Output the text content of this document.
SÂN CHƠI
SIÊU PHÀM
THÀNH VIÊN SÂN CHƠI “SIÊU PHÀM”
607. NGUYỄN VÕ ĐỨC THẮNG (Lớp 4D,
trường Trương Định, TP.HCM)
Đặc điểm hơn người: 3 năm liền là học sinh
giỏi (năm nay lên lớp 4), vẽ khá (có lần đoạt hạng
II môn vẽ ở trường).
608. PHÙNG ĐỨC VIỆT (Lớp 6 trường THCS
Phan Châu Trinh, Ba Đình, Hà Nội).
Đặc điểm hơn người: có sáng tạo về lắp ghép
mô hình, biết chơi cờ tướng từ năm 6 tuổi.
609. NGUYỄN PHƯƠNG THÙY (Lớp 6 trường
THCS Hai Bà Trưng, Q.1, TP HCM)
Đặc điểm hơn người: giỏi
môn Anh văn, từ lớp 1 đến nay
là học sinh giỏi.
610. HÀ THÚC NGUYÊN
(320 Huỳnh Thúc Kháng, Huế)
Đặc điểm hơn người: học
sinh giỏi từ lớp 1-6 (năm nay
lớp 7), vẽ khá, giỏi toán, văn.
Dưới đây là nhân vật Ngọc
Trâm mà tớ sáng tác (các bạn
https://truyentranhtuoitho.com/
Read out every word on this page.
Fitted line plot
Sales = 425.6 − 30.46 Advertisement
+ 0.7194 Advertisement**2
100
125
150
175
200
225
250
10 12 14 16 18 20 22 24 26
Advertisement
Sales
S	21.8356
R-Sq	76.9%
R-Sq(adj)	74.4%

+ + +

## EXERCISE DETAILS
Return exactly the lines from the one containing "Read out every word on this page." through the last line of the records above, both included, and nothing else.

## ANSWER TO THE TASK
Read out every word on this page.
Fitted line plot
Sales = 425.6 − 30.46 Advertisement
+ 0.7194 Advertisement**2
100
125
150
175
200
225
250
10 12 14 16 18 20 22 24 26
Advertisement
Sales
S	21.8356
R-Sq	76.9%
R-Sq(adj)	74.4%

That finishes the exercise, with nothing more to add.